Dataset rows
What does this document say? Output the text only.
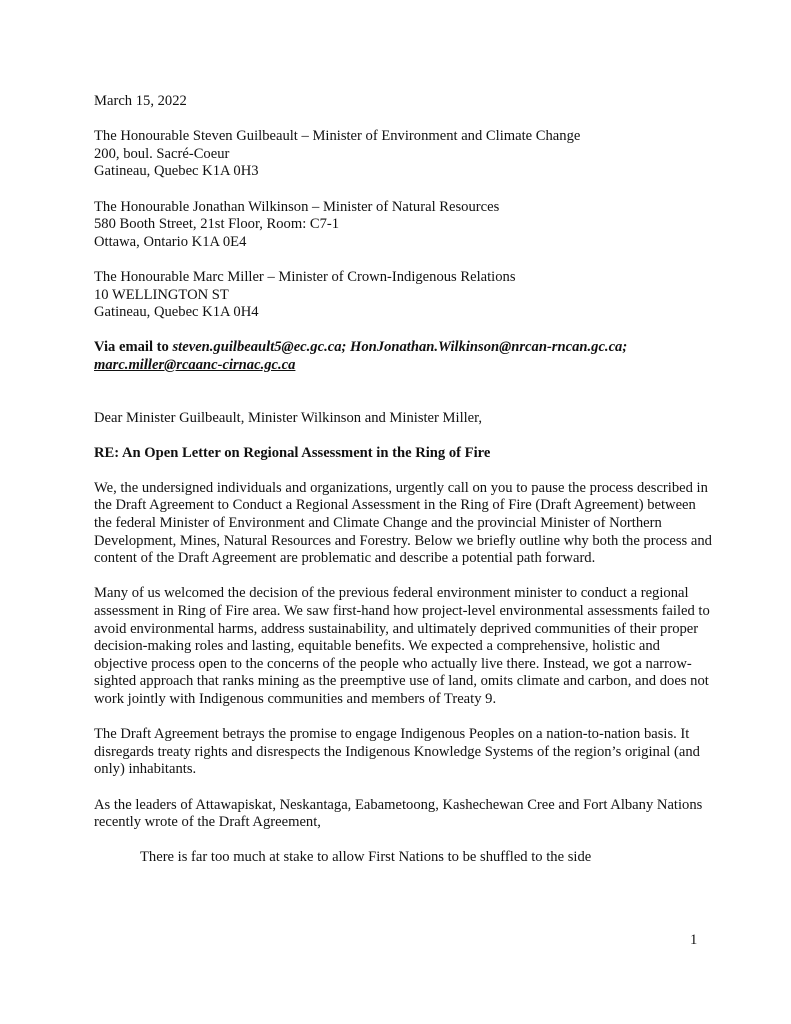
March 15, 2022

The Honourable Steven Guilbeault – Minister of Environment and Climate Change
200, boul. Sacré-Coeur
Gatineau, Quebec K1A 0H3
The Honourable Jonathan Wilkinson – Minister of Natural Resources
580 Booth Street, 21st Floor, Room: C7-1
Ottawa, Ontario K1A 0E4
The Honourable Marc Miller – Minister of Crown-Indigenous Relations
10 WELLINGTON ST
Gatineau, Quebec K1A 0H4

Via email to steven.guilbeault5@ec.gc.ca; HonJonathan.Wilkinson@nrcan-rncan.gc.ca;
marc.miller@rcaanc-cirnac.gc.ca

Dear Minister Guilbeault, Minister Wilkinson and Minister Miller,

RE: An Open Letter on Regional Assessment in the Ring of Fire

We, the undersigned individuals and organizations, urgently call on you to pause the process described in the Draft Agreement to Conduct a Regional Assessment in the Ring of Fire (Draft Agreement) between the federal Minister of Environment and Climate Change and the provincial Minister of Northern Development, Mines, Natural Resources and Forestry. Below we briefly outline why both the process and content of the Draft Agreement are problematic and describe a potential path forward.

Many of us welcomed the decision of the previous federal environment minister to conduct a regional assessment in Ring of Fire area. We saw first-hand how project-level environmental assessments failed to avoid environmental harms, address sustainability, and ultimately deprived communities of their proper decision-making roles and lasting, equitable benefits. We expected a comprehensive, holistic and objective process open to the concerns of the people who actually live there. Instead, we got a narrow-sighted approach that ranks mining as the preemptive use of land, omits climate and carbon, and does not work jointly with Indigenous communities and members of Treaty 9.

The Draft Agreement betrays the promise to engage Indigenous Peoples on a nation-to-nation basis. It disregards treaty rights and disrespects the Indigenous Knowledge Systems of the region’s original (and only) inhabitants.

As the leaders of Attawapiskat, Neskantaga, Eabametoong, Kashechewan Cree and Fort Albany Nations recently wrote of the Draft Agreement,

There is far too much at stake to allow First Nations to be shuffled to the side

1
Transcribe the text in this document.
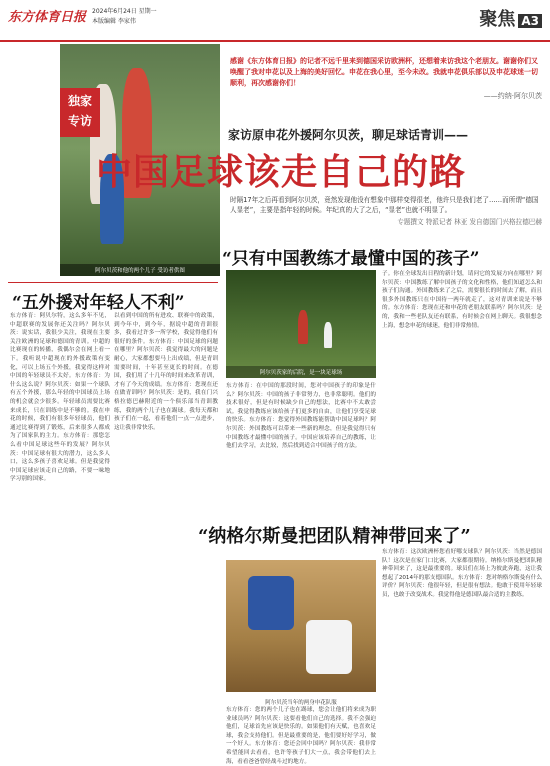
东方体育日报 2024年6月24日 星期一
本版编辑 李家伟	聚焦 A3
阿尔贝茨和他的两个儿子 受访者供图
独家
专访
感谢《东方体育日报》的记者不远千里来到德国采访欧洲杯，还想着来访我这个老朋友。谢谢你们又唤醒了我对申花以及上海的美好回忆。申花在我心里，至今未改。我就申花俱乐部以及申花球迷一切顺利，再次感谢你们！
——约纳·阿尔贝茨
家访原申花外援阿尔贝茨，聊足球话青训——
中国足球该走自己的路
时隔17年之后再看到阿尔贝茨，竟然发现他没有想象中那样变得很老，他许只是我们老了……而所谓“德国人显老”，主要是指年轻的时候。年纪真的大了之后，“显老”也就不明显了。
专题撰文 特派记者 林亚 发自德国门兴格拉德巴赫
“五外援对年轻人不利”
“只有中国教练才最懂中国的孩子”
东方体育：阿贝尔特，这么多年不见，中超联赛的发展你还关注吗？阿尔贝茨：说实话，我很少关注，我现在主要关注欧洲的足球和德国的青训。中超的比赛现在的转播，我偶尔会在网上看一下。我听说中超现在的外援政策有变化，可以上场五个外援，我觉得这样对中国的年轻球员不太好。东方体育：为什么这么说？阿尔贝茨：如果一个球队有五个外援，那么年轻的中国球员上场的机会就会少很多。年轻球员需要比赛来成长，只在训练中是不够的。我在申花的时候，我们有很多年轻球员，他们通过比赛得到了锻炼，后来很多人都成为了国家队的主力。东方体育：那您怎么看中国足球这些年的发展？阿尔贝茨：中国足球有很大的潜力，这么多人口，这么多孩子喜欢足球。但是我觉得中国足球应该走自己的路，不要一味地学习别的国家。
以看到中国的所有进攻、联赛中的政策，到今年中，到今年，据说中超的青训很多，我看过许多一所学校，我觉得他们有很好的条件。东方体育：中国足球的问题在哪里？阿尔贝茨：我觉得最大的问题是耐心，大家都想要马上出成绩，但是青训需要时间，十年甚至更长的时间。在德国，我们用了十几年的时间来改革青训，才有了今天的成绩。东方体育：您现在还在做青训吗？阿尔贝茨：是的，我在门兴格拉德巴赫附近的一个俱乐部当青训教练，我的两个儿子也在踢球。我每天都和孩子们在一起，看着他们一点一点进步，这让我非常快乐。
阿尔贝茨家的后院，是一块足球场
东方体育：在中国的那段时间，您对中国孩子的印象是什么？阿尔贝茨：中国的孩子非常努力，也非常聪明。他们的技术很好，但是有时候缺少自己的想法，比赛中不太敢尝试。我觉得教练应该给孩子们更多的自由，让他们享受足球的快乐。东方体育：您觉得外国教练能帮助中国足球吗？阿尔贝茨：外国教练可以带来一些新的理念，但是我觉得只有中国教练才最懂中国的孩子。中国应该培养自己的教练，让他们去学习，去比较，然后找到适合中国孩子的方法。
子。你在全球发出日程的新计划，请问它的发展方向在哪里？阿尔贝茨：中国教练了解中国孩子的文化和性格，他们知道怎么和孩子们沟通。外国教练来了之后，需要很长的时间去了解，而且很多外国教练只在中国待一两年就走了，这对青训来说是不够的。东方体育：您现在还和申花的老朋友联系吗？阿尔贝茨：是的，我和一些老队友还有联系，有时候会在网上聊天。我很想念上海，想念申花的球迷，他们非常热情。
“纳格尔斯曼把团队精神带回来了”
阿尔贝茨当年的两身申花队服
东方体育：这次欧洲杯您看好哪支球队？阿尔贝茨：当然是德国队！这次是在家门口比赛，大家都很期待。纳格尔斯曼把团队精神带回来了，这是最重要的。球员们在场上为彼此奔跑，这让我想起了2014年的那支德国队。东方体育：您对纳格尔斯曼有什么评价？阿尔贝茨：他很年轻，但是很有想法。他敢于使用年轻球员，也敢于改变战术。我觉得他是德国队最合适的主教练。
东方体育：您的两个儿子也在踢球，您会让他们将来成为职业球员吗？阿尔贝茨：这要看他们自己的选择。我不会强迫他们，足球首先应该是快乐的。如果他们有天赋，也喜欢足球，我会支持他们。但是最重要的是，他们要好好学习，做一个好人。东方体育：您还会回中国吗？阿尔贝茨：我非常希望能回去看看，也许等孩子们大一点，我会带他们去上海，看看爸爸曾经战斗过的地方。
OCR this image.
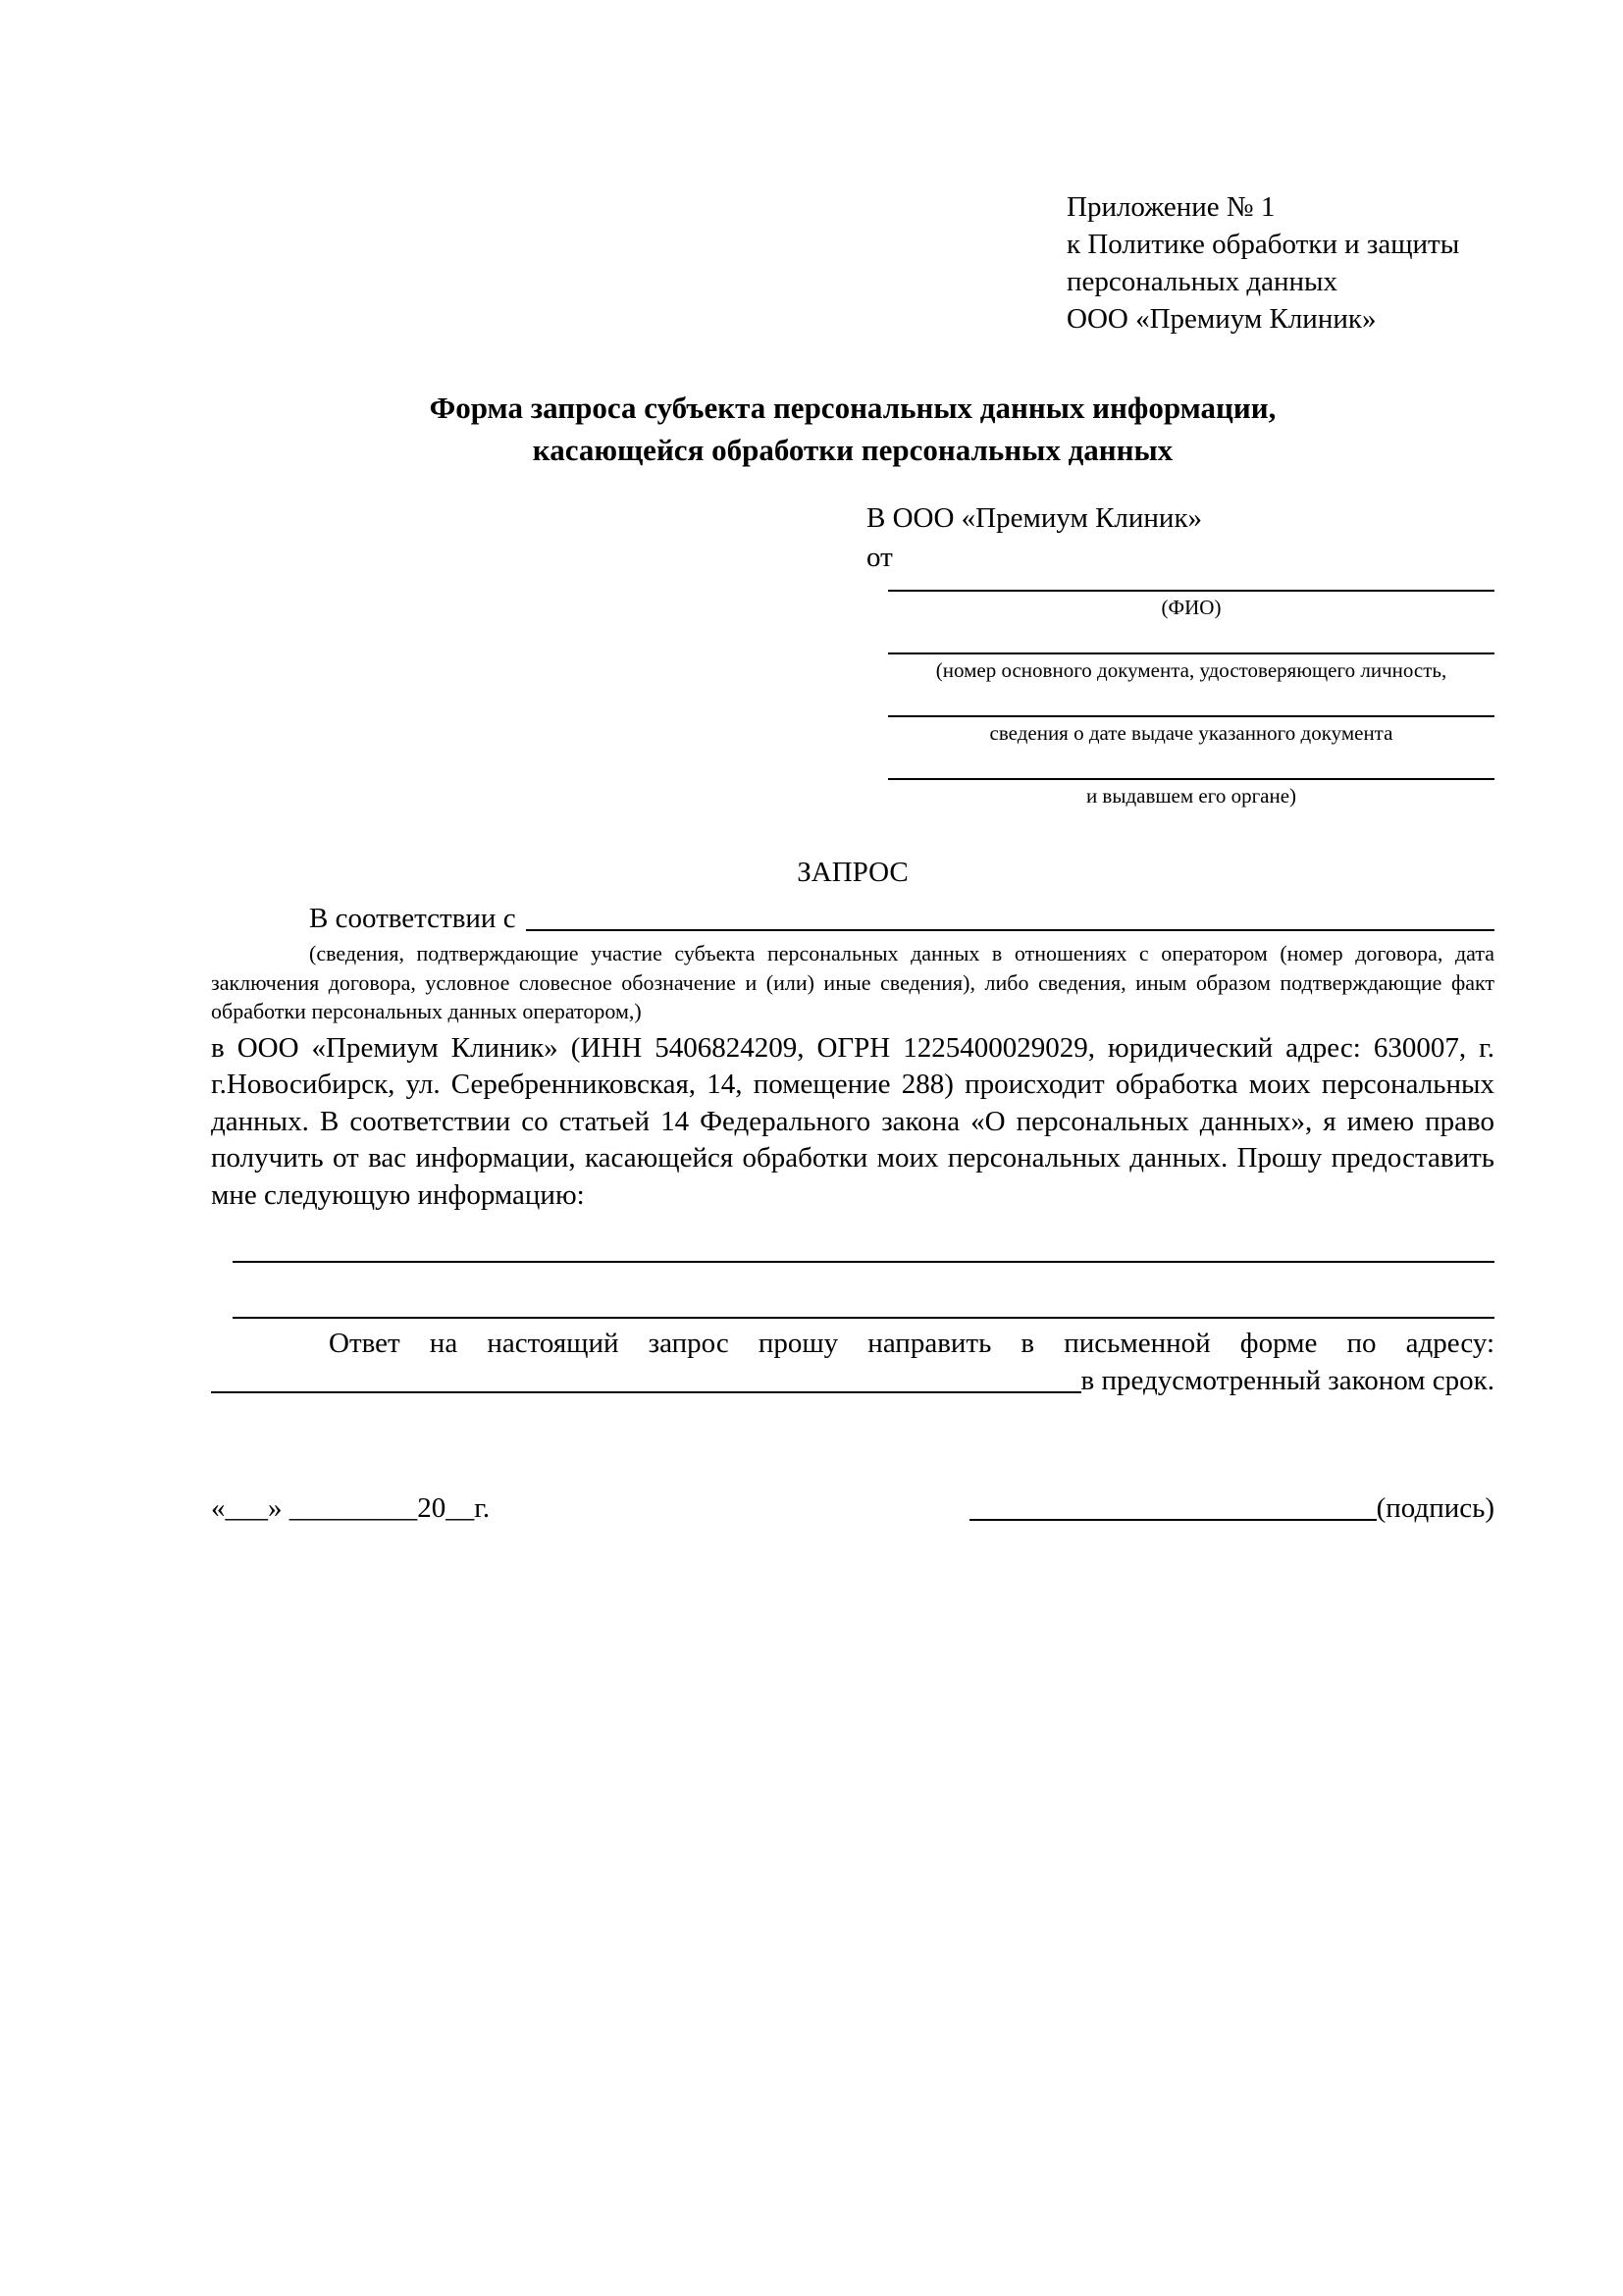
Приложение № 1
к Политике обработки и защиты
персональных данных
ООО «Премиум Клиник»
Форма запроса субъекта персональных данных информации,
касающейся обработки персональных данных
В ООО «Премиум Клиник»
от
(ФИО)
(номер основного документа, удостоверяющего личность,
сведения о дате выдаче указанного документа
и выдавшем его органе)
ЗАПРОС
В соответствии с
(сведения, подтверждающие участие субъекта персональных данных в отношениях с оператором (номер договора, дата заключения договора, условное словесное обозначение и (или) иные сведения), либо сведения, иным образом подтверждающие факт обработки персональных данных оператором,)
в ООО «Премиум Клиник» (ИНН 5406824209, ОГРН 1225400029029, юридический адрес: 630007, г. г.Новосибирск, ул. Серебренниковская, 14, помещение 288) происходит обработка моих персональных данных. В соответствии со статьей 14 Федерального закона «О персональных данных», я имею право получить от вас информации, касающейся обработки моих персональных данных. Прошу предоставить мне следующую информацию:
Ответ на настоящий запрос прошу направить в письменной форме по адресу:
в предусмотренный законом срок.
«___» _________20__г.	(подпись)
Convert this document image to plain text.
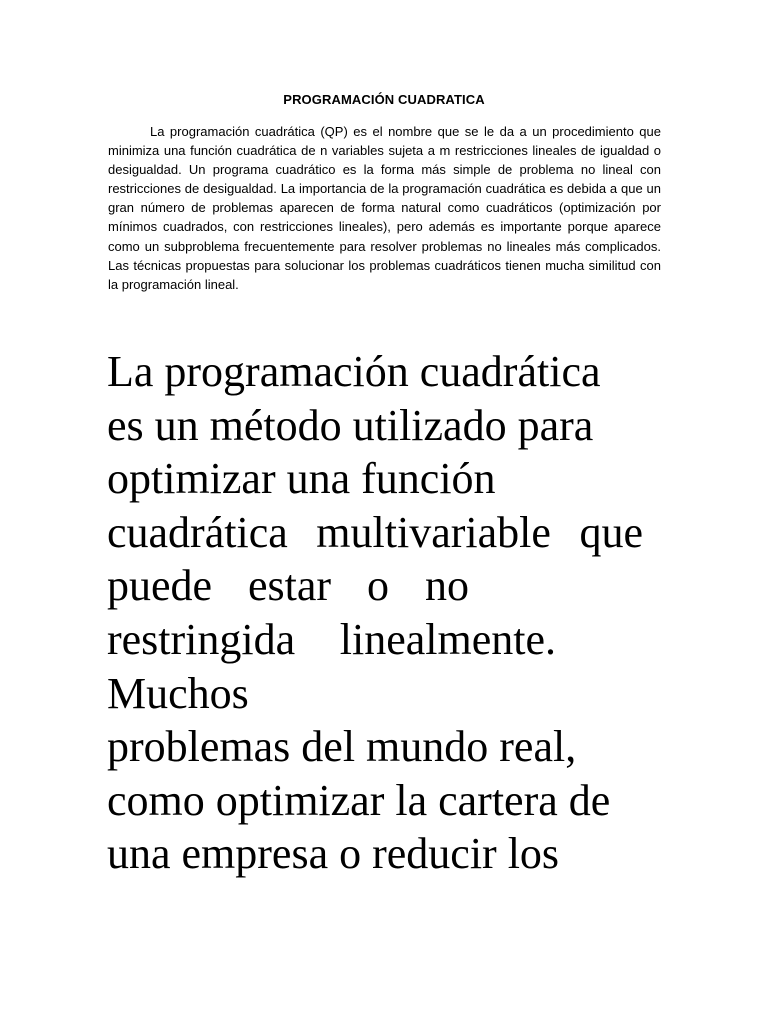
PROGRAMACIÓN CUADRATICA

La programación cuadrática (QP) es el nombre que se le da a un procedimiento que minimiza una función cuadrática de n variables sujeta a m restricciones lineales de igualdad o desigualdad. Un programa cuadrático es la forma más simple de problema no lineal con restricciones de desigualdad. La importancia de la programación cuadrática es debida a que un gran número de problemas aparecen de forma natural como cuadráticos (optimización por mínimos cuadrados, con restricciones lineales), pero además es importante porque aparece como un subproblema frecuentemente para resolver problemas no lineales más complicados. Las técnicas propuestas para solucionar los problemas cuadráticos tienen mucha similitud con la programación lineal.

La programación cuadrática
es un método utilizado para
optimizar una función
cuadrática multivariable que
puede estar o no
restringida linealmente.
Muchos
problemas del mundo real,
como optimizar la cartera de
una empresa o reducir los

◆ Required work ◆
Across all the entries, count the lines that contain the word "Quebec" and give the number by itself.

◆ Right answer ◆
2